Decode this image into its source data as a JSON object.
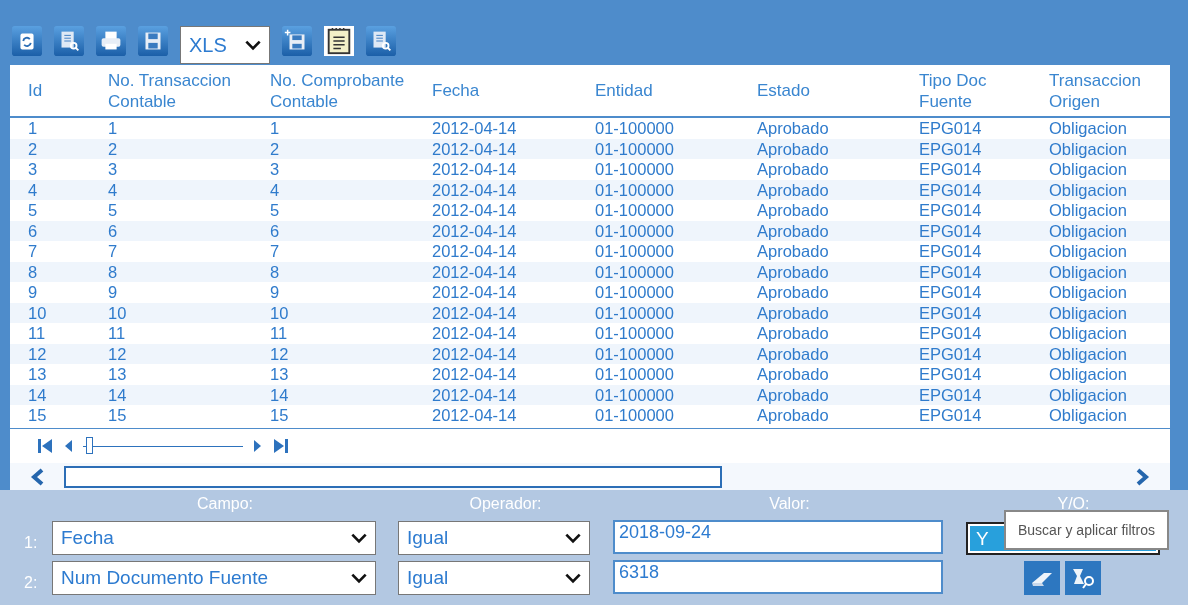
{
  "toolbar": {
    "buttons": [
      {
        "kind": "refresh"
      },
      {
        "kind": "preview"
      },
      {
        "kind": "print"
      },
      {
        "kind": "save"
      }
    ],
    "format": "XLS",
    "buttons_after": [
      {
        "kind": "save-add"
      },
      {
        "kind": "notepad"
      },
      {
        "kind": "preview"
      }
    ]
  },
  "table": {
    "columns": [
      "Id",
      "No. Transaccion\nContable",
      "No. Comprobante\nContable",
      "Fecha",
      "Entidad",
      "Estado",
      "Tipo Doc\nFuente",
      "Transaccion\nOrigen"
    ],
    "rows": [
      [
        "1",
        "1",
        "1",
        "2012-04-14",
        "01-100000",
        "Aprobado",
        "EPG014",
        "Obligacion"
      ],
      [
        "2",
        "2",
        "2",
        "2012-04-14",
        "01-100000",
        "Aprobado",
        "EPG014",
        "Obligacion"
      ],
      [
        "3",
        "3",
        "3",
        "2012-04-14",
        "01-100000",
        "Aprobado",
        "EPG014",
        "Obligacion"
      ],
      [
        "4",
        "4",
        "4",
        "2012-04-14",
        "01-100000",
        "Aprobado",
        "EPG014",
        "Obligacion"
      ],
      [
        "5",
        "5",
        "5",
        "2012-04-14",
        "01-100000",
        "Aprobado",
        "EPG014",
        "Obligacion"
      ],
      [
        "6",
        "6",
        "6",
        "2012-04-14",
        "01-100000",
        "Aprobado",
        "EPG014",
        "Obligacion"
      ],
      [
        "7",
        "7",
        "7",
        "2012-04-14",
        "01-100000",
        "Aprobado",
        "EPG014",
        "Obligacion"
      ],
      [
        "8",
        "8",
        "8",
        "2012-04-14",
        "01-100000",
        "Aprobado",
        "EPG014",
        "Obligacion"
      ],
      [
        "9",
        "9",
        "9",
        "2012-04-14",
        "01-100000",
        "Aprobado",
        "EPG014",
        "Obligacion"
      ],
      [
        "10",
        "10",
        "10",
        "2012-04-14",
        "01-100000",
        "Aprobado",
        "EPG014",
        "Obligacion"
      ],
      [
        "11",
        "11",
        "11",
        "2012-04-14",
        "01-100000",
        "Aprobado",
        "EPG014",
        "Obligacion"
      ],
      [
        "12",
        "12",
        "12",
        "2012-04-14",
        "01-100000",
        "Aprobado",
        "EPG014",
        "Obligacion"
      ],
      [
        "13",
        "13",
        "13",
        "2012-04-14",
        "01-100000",
        "Aprobado",
        "EPG014",
        "Obligacion"
      ],
      [
        "14",
        "14",
        "14",
        "2012-04-14",
        "01-100000",
        "Aprobado",
        "EPG014",
        "Obligacion"
      ],
      [
        "15",
        "15",
        "15",
        "2012-04-14",
        "01-100000",
        "Aprobado",
        "EPG014",
        "Obligacion"
      ]
    ]
  },
  "pager": {
    "level": 0.02
  },
  "filters": {
    "labels": [
      "Campo:",
      "Operador:",
      "Valor:",
      "Y/O:"
    ],
    "rows": [
      {
        "number": "1:",
        "field": "Fecha",
        "operator": "Igual",
        "value": "2018-09-24",
        "conjunction": "Y"
      },
      {
        "number": "2:",
        "field": "Num Documento Fuente",
        "operator": "Igual",
        "value": "6318"
      }
    ],
    "tooltip": "Buscar y aplicar filtros",
    "actions": [
      {
        "kind": "eraser"
      },
      {
        "kind": "search"
      }
    ]
  }
}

- - -

● **Work to be completed**
The entries above should be reproduced exactly, without their pictures.

● **Worked solution**
Decode this image into its source data as a JSON object.
{
  "toolbar": {
    "buttons": [
      {
        "kind": "refresh"
      },
      {
        "kind": "preview"
      },
      {
        "kind": "print"
      },
      {
        "kind": "save"
      }
    ],
    "format": "XLS",
    "buttons_after": [
      {
        "kind": "save-add"
      },
      {
        "kind": "notepad"
      },
      {
        "kind": "preview"
      }
    ]
  },
  "table": {
    "columns": [
      "Id",
      "No. Transaccion\nContable",
      "No. Comprobante\nContable",
      "Fecha",
      "Entidad",
      "Estado",
      "Tipo Doc\nFuente",
      "Transaccion\nOrigen"
    ],
    "rows": [
      [
        "1",
        "1",
        "1",
        "2012-04-14",
        "01-100000",
        "Aprobado",
        "EPG014",
        "Obligacion"
      ],
      [
        "2",
        "2",
        "2",
        "2012-04-14",
        "01-100000",
        "Aprobado",
        "EPG014",
        "Obligacion"
      ],
      [
        "3",
        "3",
        "3",
        "2012-04-14",
        "01-100000",
        "Aprobado",
        "EPG014",
        "Obligacion"
      ],
      [
        "4",
        "4",
        "4",
        "2012-04-14",
        "01-100000",
        "Aprobado",
        "EPG014",
        "Obligacion"
      ],
      [
        "5",
        "5",
        "5",
        "2012-04-14",
        "01-100000",
        "Aprobado",
        "EPG014",
        "Obligacion"
      ],
      [
        "6",
        "6",
        "6",
        "2012-04-14",
        "01-100000",
        "Aprobado",
        "EPG014",
        "Obligacion"
      ],
      [
        "7",
        "7",
        "7",
        "2012-04-14",
        "01-100000",
        "Aprobado",
        "EPG014",
        "Obligacion"
      ],
      [
        "8",
        "8",
        "8",
        "2012-04-14",
        "01-100000",
        "Aprobado",
        "EPG014",
        "Obligacion"
      ],
      [
        "9",
        "9",
        "9",
        "2012-04-14",
        "01-100000",
        "Aprobado",
        "EPG014",
        "Obligacion"
      ],
      [
        "10",
        "10",
        "10",
        "2012-04-14",
        "01-100000",
        "Aprobado",
        "EPG014",
        "Obligacion"
      ],
      [
        "11",
        "11",
        "11",
        "2012-04-14",
        "01-100000",
        "Aprobado",
        "EPG014",
        "Obligacion"
      ],
      [
        "12",
        "12",
        "12",
        "2012-04-14",
        "01-100000",
        "Aprobado",
        "EPG014",
        "Obligacion"
      ],
      [
        "13",
        "13",
        "13",
        "2012-04-14",
        "01-100000",
        "Aprobado",
        "EPG014",
        "Obligacion"
      ],
      [
        "14",
        "14",
        "14",
        "2012-04-14",
        "01-100000",
        "Aprobado",
        "EPG014",
        "Obligacion"
      ],
      [
        "15",
        "15",
        "15",
        "2012-04-14",
        "01-100000",
        "Aprobado",
        "EPG014",
        "Obligacion"
      ]
    ]
  },
  "pager": {
    "level": 0.02
  },
  "filters": {
    "labels": [
      "Campo:",
      "Operador:",
      "Valor:",
      "Y/O:"
    ],
    "rows": [
      {
        "number": "1:",
        "field": "Fecha",
        "operator": "Igual",
        "value": "2018-09-24",
        "conjunction": "Y"
      },
      {
        "number": "2:",
        "field": "Num Documento Fuente",
        "operator": "Igual",
        "value": "6318"
      }
    ],
    "tooltip": "Buscar y aplicar filtros",
    "actions": [
      {
        "kind": "eraser"
      },
      {
        "kind": "search"
      }
    ]
  }
}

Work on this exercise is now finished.